● **WHAT THE EXERCISE ASKS**
Write out each line beneath this one exactly as it reads.

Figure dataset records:
==*==

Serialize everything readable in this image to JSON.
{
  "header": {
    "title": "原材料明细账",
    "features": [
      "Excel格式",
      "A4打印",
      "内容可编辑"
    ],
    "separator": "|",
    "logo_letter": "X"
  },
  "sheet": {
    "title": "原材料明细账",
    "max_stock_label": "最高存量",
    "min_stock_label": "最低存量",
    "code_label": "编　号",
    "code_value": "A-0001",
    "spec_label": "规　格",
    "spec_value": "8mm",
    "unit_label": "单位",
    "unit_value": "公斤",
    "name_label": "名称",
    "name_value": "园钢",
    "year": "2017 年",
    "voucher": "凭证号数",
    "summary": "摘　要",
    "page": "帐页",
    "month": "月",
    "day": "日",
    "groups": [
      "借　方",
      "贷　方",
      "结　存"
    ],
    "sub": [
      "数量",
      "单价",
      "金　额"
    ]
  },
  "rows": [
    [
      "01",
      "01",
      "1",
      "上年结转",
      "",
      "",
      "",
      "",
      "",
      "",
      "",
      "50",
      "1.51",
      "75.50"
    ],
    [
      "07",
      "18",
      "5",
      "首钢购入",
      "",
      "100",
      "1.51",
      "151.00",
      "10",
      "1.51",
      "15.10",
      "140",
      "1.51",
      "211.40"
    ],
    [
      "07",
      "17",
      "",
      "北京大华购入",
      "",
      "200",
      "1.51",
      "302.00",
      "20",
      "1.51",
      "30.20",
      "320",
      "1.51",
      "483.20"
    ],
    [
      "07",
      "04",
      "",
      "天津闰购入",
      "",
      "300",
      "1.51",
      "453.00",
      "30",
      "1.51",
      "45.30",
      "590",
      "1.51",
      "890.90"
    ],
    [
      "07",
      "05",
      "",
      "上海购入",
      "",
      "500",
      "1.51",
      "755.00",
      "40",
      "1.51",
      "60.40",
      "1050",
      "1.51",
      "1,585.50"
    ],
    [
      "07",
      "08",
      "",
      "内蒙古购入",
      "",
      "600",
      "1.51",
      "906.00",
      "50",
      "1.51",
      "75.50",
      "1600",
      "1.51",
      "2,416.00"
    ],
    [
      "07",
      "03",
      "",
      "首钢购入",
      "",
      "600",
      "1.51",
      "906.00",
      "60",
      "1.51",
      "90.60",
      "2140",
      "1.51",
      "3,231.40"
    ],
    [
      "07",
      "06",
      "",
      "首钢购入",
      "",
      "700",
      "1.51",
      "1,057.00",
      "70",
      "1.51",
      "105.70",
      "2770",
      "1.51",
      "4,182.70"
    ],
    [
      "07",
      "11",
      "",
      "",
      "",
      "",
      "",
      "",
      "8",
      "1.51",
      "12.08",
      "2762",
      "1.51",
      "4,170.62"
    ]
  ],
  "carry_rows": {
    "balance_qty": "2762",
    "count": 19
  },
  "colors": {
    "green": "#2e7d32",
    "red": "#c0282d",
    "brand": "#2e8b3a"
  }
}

==*==

● **REPLY**
Serialize everything readable in this image to JSON.
{
  "header": {
    "title": "原材料明细账",
    "features": [
      "Excel格式",
      "A4打印",
      "内容可编辑"
    ],
    "separator": "|",
    "logo_letter": "X"
  },
  "sheet": {
    "title": "原材料明细账",
    "max_stock_label": "最高存量",
    "min_stock_label": "最低存量",
    "code_label": "编　号",
    "code_value": "A-0001",
    "spec_label": "规　格",
    "spec_value": "8mm",
    "unit_label": "单位",
    "unit_value": "公斤",
    "name_label": "名称",
    "name_value": "园钢",
    "year": "2017 年",
    "voucher": "凭证号数",
    "summary": "摘　要",
    "page": "帐页",
    "month": "月",
    "day": "日",
    "groups": [
      "借　方",
      "贷　方",
      "结　存"
    ],
    "sub": [
      "数量",
      "单价",
      "金　额"
    ]
  },
  "rows": [
    [
      "01",
      "01",
      "1",
      "上年结转",
      "",
      "",
      "",
      "",
      "",
      "",
      "",
      "50",
      "1.51",
      "75.50"
    ],
    [
      "07",
      "18",
      "5",
      "首钢购入",
      "",
      "100",
      "1.51",
      "151.00",
      "10",
      "1.51",
      "15.10",
      "140",
      "1.51",
      "211.40"
    ],
    [
      "07",
      "17",
      "",
      "北京大华购入",
      "",
      "200",
      "1.51",
      "302.00",
      "20",
      "1.51",
      "30.20",
      "320",
      "1.51",
      "483.20"
    ],
    [
      "07",
      "04",
      "",
      "天津闰购入",
      "",
      "300",
      "1.51",
      "453.00",
      "30",
      "1.51",
      "45.30",
      "590",
      "1.51",
      "890.90"
    ],
    [
      "07",
      "05",
      "",
      "上海购入",
      "",
      "500",
      "1.51",
      "755.00",
      "40",
      "1.51",
      "60.40",
      "1050",
      "1.51",
      "1,585.50"
    ],
    [
      "07",
      "08",
      "",
      "内蒙古购入",
      "",
      "600",
      "1.51",
      "906.00",
      "50",
      "1.51",
      "75.50",
      "1600",
      "1.51",
      "2,416.00"
    ],
    [
      "07",
      "03",
      "",
      "首钢购入",
      "",
      "600",
      "1.51",
      "906.00",
      "60",
      "1.51",
      "90.60",
      "2140",
      "1.51",
      "3,231.40"
    ],
    [
      "07",
      "06",
      "",
      "首钢购入",
      "",
      "700",
      "1.51",
      "1,057.00",
      "70",
      "1.51",
      "105.70",
      "2770",
      "1.51",
      "4,182.70"
    ],
    [
      "07",
      "11",
      "",
      "",
      "",
      "",
      "",
      "",
      "8",
      "1.51",
      "12.08",
      "2762",
      "1.51",
      "4,170.62"
    ]
  ],
  "carry_rows": {
    "balance_qty": "2762",
    "count": 19
  },
  "colors": {
    "green": "#2e7d32",
    "red": "#c0282d",
    "brand": "#2e8b3a"
  }
}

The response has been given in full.